TASK DETAILS: Locate all lines with the word "ffffff". Copy them.

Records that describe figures
▼

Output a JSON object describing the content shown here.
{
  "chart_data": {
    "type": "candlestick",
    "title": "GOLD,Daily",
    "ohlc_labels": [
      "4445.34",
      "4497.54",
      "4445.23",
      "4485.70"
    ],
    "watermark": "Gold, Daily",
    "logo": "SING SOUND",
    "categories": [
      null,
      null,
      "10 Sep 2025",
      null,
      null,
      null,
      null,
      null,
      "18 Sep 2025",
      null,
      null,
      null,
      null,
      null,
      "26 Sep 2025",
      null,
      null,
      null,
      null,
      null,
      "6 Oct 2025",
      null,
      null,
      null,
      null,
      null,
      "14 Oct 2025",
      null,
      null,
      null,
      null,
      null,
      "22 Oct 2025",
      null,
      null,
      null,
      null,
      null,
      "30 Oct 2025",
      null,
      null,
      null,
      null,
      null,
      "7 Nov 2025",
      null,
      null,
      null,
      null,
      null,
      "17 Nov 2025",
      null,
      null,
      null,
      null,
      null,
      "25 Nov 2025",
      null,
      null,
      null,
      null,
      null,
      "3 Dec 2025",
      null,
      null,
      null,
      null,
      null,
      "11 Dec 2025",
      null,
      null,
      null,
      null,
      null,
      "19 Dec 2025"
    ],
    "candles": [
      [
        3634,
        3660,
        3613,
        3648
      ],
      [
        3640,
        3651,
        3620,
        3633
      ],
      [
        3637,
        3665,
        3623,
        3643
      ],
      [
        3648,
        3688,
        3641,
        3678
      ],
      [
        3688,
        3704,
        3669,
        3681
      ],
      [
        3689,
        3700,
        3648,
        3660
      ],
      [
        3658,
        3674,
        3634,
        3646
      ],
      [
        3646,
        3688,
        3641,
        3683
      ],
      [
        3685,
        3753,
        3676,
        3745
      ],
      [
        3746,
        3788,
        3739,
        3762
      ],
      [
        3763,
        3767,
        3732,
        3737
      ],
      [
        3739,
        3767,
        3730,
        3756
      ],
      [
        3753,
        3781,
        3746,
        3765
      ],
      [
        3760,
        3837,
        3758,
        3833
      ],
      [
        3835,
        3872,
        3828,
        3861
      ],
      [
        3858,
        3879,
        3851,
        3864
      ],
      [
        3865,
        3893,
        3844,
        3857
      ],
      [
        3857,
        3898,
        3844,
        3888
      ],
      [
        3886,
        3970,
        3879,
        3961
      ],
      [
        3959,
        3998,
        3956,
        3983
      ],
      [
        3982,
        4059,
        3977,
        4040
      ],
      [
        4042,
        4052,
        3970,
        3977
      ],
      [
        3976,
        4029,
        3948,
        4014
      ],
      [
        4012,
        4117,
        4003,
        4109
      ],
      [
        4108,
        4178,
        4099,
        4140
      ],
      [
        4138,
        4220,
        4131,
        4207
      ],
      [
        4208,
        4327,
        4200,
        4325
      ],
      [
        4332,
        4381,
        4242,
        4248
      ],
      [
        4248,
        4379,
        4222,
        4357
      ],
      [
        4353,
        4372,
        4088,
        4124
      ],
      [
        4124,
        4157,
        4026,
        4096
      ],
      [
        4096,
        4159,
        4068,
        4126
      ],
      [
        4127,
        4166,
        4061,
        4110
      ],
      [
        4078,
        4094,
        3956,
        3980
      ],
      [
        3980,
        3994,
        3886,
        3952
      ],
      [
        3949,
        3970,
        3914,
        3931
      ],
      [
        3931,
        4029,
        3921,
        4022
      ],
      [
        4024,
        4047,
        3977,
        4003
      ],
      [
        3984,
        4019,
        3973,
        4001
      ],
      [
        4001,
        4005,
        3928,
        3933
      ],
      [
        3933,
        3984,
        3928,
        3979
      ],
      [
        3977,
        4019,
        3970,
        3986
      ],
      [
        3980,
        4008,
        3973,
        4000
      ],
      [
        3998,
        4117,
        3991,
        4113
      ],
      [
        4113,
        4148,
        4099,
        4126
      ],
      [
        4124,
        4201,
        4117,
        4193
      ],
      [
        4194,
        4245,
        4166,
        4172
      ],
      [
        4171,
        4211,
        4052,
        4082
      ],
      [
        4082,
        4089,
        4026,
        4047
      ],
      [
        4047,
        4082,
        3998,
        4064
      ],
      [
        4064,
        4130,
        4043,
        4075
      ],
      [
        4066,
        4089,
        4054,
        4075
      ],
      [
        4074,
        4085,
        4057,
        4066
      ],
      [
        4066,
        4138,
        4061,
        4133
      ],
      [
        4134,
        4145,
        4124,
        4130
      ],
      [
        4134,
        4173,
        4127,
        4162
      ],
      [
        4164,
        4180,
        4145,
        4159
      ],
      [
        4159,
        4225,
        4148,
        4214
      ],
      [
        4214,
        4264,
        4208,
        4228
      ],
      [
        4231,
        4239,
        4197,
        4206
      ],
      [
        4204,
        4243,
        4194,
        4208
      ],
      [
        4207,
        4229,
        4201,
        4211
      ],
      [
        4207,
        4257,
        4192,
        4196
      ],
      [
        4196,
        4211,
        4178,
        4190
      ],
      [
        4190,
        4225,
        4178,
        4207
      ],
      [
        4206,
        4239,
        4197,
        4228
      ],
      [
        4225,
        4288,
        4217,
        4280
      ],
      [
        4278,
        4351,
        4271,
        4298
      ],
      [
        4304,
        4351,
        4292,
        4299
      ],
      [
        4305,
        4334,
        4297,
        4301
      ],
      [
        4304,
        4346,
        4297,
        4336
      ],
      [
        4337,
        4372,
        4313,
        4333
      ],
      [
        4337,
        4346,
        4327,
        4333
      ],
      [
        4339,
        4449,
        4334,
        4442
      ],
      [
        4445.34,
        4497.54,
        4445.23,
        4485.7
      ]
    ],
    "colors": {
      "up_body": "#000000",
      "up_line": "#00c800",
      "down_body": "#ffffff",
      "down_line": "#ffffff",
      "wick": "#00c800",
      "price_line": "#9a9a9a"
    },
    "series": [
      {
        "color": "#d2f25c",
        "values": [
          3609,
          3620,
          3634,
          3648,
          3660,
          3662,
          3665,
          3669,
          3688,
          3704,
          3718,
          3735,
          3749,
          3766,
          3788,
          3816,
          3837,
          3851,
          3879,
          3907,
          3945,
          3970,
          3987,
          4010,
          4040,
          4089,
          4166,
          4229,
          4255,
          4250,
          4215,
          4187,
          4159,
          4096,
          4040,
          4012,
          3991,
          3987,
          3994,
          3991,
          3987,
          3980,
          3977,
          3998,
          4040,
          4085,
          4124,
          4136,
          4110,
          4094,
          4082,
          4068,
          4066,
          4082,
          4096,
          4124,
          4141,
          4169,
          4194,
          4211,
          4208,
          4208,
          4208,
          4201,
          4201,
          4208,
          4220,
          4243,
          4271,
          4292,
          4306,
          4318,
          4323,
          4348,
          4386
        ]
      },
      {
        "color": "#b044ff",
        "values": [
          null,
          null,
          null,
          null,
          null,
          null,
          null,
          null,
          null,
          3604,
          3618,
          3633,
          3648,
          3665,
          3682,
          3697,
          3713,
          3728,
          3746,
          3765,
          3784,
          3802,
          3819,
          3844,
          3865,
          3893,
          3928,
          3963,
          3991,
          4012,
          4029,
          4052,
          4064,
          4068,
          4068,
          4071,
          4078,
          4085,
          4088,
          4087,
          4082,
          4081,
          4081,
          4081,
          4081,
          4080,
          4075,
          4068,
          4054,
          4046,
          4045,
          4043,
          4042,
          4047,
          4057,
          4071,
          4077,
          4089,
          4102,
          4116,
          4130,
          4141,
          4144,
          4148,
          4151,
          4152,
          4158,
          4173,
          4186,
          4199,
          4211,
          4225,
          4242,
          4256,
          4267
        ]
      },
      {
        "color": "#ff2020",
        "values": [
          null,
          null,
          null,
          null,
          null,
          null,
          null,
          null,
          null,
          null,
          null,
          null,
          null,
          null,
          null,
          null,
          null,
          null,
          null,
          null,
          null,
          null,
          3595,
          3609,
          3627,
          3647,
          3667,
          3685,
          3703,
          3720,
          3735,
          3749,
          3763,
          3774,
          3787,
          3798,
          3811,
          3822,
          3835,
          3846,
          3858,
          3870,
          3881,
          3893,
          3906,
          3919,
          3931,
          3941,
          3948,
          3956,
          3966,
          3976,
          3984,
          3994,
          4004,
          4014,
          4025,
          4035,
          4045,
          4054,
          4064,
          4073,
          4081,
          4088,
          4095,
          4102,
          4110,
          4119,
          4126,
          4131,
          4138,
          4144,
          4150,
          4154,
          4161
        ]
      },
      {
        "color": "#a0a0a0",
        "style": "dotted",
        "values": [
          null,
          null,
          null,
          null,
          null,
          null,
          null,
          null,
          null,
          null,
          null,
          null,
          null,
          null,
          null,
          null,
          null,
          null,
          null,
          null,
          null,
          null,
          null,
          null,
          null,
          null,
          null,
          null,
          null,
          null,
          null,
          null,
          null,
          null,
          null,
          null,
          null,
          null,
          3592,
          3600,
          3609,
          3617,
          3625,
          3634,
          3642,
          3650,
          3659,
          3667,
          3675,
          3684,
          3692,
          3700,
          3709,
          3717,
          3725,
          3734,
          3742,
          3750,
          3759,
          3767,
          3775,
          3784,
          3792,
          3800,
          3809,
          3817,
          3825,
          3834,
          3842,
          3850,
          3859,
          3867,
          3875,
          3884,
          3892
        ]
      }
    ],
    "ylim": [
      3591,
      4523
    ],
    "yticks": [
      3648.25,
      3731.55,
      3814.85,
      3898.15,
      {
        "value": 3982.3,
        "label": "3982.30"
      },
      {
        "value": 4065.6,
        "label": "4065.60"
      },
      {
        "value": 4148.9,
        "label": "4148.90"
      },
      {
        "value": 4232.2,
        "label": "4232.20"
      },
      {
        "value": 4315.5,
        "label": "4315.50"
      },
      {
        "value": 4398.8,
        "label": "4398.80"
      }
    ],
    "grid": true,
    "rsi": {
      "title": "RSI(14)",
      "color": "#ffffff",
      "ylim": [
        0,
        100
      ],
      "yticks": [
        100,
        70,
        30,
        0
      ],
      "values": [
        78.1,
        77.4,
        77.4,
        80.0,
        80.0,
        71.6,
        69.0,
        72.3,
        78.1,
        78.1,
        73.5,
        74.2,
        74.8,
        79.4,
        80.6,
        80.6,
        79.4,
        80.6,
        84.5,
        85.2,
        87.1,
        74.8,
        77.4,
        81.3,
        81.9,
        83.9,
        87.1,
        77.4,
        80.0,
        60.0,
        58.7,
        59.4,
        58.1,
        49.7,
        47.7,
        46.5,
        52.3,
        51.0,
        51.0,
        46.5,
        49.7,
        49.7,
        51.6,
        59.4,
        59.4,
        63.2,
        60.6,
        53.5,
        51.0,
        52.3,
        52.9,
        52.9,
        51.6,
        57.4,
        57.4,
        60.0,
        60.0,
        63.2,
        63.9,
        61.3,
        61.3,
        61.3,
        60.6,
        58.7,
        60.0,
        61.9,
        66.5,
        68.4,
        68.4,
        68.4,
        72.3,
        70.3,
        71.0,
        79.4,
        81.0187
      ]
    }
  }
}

▲

REPLY TO THE TASK:
      "down_body": "#ffffff",
      "down_line": "#ffffff",
      "color": "#ffffff",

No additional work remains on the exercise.